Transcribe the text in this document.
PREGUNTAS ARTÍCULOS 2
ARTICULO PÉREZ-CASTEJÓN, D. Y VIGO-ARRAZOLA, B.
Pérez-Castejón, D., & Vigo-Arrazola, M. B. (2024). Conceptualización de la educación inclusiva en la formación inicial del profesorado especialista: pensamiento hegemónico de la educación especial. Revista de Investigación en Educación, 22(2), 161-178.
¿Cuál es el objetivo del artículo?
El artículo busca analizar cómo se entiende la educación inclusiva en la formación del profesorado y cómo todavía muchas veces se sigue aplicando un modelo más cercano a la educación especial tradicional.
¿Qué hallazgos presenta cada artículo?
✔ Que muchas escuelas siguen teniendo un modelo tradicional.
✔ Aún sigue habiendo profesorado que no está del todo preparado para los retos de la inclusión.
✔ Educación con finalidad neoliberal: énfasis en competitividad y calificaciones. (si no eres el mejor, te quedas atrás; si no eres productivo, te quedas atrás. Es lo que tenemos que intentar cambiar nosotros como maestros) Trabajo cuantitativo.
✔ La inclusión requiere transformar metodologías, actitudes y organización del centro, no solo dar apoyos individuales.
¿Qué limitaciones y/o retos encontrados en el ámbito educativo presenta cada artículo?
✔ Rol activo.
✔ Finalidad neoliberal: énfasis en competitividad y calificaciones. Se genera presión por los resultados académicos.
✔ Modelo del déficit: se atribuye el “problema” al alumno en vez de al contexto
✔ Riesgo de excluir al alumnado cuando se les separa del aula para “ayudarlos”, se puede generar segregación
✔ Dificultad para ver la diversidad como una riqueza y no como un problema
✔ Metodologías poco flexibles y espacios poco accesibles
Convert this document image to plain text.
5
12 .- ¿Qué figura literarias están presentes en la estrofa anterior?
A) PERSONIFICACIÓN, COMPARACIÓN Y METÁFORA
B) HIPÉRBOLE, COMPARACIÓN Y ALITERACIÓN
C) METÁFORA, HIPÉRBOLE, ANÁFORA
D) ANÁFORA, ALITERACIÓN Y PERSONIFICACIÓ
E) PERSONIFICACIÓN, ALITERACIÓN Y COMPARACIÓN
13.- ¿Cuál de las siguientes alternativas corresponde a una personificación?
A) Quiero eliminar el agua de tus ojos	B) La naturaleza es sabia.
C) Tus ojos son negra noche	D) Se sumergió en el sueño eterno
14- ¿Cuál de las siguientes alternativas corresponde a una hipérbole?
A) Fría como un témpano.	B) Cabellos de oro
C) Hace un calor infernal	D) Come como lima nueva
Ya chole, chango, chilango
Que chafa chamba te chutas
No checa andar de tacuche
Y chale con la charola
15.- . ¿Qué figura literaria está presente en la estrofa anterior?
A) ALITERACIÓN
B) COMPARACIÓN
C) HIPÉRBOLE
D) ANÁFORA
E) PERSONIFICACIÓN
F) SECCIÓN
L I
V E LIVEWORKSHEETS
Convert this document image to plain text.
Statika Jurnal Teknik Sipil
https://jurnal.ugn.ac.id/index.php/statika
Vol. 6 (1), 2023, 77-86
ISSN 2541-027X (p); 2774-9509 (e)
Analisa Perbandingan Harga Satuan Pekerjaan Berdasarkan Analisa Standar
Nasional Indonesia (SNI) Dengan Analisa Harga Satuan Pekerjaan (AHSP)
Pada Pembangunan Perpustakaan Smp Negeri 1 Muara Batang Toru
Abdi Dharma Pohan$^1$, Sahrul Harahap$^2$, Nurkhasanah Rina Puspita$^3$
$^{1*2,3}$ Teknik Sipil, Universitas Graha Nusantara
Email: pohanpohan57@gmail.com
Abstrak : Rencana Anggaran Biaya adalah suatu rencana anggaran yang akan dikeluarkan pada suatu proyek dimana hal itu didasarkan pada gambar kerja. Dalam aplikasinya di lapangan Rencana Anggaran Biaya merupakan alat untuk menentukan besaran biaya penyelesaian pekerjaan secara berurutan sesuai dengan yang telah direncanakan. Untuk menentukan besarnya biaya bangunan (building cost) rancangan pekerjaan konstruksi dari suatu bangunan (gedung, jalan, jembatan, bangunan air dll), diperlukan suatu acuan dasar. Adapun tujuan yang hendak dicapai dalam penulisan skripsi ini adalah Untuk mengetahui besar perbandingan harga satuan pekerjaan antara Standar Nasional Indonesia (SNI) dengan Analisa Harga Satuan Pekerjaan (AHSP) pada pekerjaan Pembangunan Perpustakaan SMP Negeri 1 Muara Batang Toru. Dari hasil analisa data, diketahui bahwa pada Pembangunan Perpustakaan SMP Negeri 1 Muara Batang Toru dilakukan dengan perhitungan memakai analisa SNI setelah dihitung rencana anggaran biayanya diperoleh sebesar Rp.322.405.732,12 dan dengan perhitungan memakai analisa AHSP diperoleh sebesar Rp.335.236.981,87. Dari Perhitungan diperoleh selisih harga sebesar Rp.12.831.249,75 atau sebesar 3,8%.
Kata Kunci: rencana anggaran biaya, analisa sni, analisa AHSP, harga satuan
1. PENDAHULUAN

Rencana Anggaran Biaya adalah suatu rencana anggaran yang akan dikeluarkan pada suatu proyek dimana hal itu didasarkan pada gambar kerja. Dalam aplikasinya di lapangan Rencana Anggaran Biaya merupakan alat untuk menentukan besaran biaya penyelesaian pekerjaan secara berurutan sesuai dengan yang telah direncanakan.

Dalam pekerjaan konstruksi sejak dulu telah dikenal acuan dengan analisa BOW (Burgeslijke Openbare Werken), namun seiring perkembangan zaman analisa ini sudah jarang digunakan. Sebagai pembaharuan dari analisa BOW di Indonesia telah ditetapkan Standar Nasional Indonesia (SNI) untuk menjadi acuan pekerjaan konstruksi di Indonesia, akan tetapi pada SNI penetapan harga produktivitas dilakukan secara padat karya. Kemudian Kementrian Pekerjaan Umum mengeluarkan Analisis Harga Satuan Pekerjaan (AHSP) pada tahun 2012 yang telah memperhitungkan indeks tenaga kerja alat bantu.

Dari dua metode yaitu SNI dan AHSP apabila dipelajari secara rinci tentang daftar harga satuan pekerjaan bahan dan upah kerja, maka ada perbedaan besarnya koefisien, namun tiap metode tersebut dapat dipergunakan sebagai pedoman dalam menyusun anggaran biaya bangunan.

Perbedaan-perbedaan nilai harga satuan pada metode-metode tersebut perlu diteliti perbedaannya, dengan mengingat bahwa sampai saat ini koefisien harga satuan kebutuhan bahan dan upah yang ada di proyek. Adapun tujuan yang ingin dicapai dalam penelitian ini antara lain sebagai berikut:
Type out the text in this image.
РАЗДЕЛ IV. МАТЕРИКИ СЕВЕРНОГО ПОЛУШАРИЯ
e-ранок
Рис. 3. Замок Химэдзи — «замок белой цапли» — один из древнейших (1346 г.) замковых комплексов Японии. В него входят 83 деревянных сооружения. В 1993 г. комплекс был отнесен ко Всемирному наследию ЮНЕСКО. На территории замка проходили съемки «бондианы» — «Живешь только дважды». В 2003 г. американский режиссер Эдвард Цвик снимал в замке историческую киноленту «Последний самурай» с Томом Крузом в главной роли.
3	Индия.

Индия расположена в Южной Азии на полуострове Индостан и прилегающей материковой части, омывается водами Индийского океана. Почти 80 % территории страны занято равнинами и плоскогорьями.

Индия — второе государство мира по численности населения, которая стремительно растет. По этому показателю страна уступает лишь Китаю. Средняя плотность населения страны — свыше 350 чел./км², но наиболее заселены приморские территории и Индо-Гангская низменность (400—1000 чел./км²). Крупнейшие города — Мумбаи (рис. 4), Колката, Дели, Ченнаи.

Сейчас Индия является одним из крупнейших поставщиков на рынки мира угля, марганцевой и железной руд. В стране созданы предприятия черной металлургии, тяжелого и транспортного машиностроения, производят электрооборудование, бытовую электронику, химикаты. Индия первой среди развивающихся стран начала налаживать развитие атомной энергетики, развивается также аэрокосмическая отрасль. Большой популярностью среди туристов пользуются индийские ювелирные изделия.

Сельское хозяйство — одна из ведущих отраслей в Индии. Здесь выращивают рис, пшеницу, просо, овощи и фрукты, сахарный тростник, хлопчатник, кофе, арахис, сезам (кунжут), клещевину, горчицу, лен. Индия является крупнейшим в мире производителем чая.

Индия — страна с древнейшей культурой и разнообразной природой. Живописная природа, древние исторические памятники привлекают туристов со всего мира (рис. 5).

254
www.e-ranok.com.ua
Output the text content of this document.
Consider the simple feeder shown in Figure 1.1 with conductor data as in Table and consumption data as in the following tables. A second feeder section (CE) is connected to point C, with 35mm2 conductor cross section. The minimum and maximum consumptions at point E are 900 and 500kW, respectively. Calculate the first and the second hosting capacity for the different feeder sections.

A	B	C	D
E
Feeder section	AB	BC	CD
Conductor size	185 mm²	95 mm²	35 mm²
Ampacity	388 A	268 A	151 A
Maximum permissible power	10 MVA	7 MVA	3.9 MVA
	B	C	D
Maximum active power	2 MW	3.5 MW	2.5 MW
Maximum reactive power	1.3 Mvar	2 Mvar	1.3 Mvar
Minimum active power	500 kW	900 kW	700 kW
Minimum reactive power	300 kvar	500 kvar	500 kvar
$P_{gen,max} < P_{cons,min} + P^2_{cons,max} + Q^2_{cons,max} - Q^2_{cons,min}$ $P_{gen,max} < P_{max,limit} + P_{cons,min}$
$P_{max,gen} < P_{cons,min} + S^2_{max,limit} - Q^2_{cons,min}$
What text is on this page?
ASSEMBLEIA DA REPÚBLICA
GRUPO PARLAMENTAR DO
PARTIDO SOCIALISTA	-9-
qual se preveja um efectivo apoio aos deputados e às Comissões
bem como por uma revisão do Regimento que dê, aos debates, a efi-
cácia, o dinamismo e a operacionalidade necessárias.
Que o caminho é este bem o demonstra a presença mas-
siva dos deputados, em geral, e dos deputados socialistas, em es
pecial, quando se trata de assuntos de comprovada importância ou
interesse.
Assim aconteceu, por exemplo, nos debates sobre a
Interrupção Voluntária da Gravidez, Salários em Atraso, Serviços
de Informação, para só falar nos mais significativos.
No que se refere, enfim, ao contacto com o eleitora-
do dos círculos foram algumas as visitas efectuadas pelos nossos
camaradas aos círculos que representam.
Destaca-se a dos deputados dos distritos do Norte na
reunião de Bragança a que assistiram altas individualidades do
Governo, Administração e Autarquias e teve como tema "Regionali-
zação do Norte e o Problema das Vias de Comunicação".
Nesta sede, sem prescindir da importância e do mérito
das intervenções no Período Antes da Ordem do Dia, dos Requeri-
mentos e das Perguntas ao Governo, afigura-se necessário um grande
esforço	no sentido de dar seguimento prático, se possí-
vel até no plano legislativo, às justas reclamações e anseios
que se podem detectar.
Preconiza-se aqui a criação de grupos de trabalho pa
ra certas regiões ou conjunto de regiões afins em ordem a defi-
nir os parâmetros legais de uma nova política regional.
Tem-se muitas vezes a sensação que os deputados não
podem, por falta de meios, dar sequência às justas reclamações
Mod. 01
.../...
+ + + + + + +
Challenge:
All lines from the one containing "What text is on this page?" through the final line of the listing above are to be reproduced exactly; include both and add nothing.

Written reply:
What text is on this page?
ASSEMBLEIA DA REPÚBLICA
GRUPO PARLAMENTAR DO
PARTIDO SOCIALISTA	-9-
qual se preveja um efectivo apoio aos deputados e às Comissões
bem como por uma revisão do Regimento que dê, aos debates, a efi-
cácia, o dinamismo e a operacionalidade necessárias.
Que o caminho é este bem o demonstra a presença mas-
siva dos deputados, em geral, e dos deputados socialistas, em es
pecial, quando se trata de assuntos de comprovada importância ou
interesse.
Assim aconteceu, por exemplo, nos debates sobre a
Interrupção Voluntária da Gravidez, Salários em Atraso, Serviços
de Informação, para só falar nos mais significativos.
No que se refere, enfim, ao contacto com o eleitora-
do dos círculos foram algumas as visitas efectuadas pelos nossos
camaradas aos círculos que representam.
Destaca-se a dos deputados dos distritos do Norte na
reunião de Bragança a que assistiram altas individualidades do
Governo, Administração e Autarquias e teve como tema "Regionali-
zação do Norte e o Problema das Vias de Comunicação".
Nesta sede, sem prescindir da importância e do mérito
das intervenções no Período Antes da Ordem do Dia, dos Requeri-
mentos e das Perguntas ao Governo, afigura-se necessário um grande
esforço	no sentido de dar seguimento prático, se possí-
vel até no plano legislativo, às justas reclamações e anseios
que se podem detectar.
Preconiza-se aqui a criação de grupos de trabalho pa
ra certas regiões ou conjunto de regiões afins em ordem a defi-
nir os parâmetros legais de uma nova política regional.
Tem-se muitas vezes a sensação que os deputados não
podem, por falta de meios, dar sequência às justas reclamações
Mod. 01
.../...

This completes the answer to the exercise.